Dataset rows
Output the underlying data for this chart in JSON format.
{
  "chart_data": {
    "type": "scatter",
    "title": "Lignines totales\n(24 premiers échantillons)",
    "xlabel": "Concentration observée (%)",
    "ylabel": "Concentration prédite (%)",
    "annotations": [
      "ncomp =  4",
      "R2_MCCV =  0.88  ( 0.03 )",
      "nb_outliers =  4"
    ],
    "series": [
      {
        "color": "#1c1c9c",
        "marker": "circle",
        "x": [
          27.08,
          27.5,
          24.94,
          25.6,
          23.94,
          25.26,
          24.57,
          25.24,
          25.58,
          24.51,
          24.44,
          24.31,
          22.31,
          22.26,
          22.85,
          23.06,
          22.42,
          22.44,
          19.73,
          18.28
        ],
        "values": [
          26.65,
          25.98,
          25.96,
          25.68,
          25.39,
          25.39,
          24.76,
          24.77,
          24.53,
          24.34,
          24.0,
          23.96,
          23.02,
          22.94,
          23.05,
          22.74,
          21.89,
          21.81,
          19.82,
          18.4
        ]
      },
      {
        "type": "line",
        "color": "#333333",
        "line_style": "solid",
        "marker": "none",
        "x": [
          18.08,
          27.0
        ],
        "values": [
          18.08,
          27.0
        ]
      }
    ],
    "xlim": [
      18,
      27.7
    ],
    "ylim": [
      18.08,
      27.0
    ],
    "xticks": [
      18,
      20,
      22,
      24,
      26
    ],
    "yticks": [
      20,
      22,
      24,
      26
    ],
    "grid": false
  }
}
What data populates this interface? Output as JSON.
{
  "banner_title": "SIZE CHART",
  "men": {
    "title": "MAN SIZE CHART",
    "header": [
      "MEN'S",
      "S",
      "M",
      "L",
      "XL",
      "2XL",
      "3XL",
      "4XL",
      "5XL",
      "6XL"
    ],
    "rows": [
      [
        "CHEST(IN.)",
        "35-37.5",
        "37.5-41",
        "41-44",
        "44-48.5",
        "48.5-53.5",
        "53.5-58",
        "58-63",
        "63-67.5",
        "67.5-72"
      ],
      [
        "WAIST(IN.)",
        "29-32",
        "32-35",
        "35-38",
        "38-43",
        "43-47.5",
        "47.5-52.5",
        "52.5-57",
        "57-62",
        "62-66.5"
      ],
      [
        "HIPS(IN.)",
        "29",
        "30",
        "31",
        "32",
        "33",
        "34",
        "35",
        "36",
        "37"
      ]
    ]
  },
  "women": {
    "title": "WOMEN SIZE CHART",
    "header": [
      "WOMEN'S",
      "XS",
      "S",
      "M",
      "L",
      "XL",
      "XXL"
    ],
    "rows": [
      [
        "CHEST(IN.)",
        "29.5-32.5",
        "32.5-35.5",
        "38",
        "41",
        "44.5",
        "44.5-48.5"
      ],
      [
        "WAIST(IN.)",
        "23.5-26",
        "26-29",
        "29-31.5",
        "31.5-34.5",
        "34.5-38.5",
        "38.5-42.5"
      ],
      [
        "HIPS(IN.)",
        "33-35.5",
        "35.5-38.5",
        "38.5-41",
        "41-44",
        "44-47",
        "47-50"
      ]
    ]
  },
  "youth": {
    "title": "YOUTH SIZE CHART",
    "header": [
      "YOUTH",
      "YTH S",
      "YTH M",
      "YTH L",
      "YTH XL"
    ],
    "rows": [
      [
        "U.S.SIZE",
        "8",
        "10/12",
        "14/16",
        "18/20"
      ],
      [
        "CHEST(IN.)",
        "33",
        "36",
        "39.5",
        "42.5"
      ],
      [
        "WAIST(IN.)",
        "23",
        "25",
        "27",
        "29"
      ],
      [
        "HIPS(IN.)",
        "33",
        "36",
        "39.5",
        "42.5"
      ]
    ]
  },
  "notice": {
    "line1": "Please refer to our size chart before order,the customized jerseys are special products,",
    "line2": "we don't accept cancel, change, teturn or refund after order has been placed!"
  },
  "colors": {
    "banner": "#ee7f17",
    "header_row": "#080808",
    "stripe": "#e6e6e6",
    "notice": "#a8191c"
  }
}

TO DO:
Repeat the records above exactly, from the first line to the last.

CORRECT ANSWER:
Output the underlying data for this chart in JSON format.
{
  "chart_data": {
    "type": "scatter",
    "title": "Lignines totales\n(24 premiers échantillons)",
    "xlabel": "Concentration observée (%)",
    "ylabel": "Concentration prédite (%)",
    "annotations": [
      "ncomp =  4",
      "R2_MCCV =  0.88  ( 0.03 )",
      "nb_outliers =  4"
    ],
    "series": [
      {
        "color": "#1c1c9c",
        "marker": "circle",
        "x": [
          27.08,
          27.5,
          24.94,
          25.6,
          23.94,
          25.26,
          24.57,
          25.24,
          25.58,
          24.51,
          24.44,
          24.31,
          22.31,
          22.26,
          22.85,
          23.06,
          22.42,
          22.44,
          19.73,
          18.28
        ],
        "values": [
          26.65,
          25.98,
          25.96,
          25.68,
          25.39,
          25.39,
          24.76,
          24.77,
          24.53,
          24.34,
          24.0,
          23.96,
          23.02,
          22.94,
          23.05,
          22.74,
          21.89,
          21.81,
          19.82,
          18.4
        ]
      },
      {
        "type": "line",
        "color": "#333333",
        "line_style": "solid",
        "marker": "none",
        "x": [
          18.08,
          27.0
        ],
        "values": [
          18.08,
          27.0
        ]
      }
    ],
    "xlim": [
      18,
      27.7
    ],
    "ylim": [
      18.08,
      27.0
    ],
    "xticks": [
      18,
      20,
      22,
      24,
      26
    ],
    "yticks": [
      20,
      22,
      24,
      26
    ],
    "grid": false
  }
}
What data populates this interface? Output as JSON.
{
  "banner_title": "SIZE CHART",
  "men": {
    "title": "MAN SIZE CHART",
    "header": [
      "MEN'S",
      "S",
      "M",
      "L",
      "XL",
      "2XL",
      "3XL",
      "4XL",
      "5XL",
      "6XL"
    ],
    "rows": [
      [
        "CHEST(IN.)",
        "35-37.5",
        "37.5-41",
        "41-44",
        "44-48.5",
        "48.5-53.5",
        "53.5-58",
        "58-63",
        "63-67.5",
        "67.5-72"
      ],
      [
        "WAIST(IN.)",
        "29-32",
        "32-35",
        "35-38",
        "38-43",
        "43-47.5",
        "47.5-52.5",
        "52.5-57",
        "57-62",
        "62-66.5"
      ],
      [
        "HIPS(IN.)",
        "29",
        "30",
        "31",
        "32",
        "33",
        "34",
        "35",
        "36",
        "37"
      ]
    ]
  },
  "women": {
    "title": "WOMEN SIZE CHART",
    "header": [
      "WOMEN'S",
      "XS",
      "S",
      "M",
      "L",
      "XL",
      "XXL"
    ],
    "rows": [
      [
        "CHEST(IN.)",
        "29.5-32.5",
        "32.5-35.5",
        "38",
        "41",
        "44.5",
        "44.5-48.5"
      ],
      [
        "WAIST(IN.)",
        "23.5-26",
        "26-29",
        "29-31.5",
        "31.5-34.5",
        "34.5-38.5",
        "38.5-42.5"
      ],
      [
        "HIPS(IN.)",
        "33-35.5",
        "35.5-38.5",
        "38.5-41",
        "41-44",
        "44-47",
        "47-50"
      ]
    ]
  },
  "youth": {
    "title": "YOUTH SIZE CHART",
    "header": [
      "YOUTH",
      "YTH S",
      "YTH M",
      "YTH L",
      "YTH XL"
    ],
    "rows": [
      [
        "U.S.SIZE",
        "8",
        "10/12",
        "14/16",
        "18/20"
      ],
      [
        "CHEST(IN.)",
        "33",
        "36",
        "39.5",
        "42.5"
      ],
      [
        "WAIST(IN.)",
        "23",
        "25",
        "27",
        "29"
      ],
      [
        "HIPS(IN.)",
        "33",
        "36",
        "39.5",
        "42.5"
      ]
    ]
  },
  "notice": {
    "line1": "Please refer to our size chart before order,the customized jerseys are special products,",
    "line2": "we don't accept cancel, change, teturn or refund after order has been placed!"
  },
  "colors": {
    "banner": "#ee7f17",
    "header_row": "#080808",
    "stripe": "#e6e6e6",
    "notice": "#a8191c"
  }
}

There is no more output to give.